__WRITTEN TASK__: From the entries that follow, list every line in which the string "Pérez" appears.

__________

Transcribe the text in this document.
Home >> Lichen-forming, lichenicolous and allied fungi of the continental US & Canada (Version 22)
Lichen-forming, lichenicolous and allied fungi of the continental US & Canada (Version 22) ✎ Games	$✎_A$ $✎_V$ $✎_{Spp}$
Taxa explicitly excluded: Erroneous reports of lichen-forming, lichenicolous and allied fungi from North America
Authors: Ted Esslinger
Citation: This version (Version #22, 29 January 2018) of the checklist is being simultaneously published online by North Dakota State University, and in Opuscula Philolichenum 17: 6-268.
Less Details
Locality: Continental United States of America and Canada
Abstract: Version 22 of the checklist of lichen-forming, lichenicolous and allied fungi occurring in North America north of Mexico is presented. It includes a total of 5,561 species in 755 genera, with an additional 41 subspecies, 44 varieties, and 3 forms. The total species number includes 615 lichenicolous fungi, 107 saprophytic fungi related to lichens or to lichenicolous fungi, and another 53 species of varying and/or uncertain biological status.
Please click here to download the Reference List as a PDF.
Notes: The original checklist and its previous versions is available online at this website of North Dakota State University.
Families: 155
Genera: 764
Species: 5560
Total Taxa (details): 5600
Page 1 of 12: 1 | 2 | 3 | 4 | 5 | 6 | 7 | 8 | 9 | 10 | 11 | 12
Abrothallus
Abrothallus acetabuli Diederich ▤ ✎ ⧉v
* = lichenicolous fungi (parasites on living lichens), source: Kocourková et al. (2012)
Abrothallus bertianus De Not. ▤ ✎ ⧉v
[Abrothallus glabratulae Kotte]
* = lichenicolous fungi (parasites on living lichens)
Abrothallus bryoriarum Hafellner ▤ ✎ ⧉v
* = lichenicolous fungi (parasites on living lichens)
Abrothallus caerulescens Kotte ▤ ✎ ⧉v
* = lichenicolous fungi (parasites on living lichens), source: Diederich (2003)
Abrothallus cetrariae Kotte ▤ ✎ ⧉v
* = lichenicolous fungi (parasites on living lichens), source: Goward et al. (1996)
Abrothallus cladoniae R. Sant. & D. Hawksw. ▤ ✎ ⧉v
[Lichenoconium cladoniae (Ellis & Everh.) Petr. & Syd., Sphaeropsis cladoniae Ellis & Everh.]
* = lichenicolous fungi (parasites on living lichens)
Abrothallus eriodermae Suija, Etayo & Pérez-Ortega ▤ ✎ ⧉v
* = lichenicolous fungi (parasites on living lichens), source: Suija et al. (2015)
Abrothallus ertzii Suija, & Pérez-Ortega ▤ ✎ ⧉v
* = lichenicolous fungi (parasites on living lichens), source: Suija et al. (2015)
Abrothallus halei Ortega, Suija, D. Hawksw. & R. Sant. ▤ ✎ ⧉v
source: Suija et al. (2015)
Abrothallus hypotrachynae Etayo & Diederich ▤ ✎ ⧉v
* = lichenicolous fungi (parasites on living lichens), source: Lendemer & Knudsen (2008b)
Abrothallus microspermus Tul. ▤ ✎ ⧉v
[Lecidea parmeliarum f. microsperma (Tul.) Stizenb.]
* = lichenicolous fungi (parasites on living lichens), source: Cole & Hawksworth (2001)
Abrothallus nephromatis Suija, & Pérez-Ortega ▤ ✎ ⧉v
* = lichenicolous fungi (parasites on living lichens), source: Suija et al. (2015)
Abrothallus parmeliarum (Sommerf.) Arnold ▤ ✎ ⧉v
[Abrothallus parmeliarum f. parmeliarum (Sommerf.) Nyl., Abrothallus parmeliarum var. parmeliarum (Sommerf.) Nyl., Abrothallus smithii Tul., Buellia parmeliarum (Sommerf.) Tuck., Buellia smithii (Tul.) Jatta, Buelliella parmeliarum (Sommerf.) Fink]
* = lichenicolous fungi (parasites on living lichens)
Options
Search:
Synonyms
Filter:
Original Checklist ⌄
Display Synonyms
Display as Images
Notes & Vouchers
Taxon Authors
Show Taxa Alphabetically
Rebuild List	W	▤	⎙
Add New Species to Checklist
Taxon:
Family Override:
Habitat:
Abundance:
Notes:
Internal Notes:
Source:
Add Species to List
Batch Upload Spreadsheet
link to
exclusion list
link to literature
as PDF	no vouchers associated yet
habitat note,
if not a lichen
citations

__________

__ANSWER IN FULL__:
Abrothallus eriodermae Suija, Etayo & Pérez-Ortega ▤ ✎ ⧉v
Abrothallus ertzii Suija, & Pérez-Ortega ▤ ✎ ⧉v
Abrothallus nephromatis Suija, & Pérez-Ortega ▤ ✎ ⧉v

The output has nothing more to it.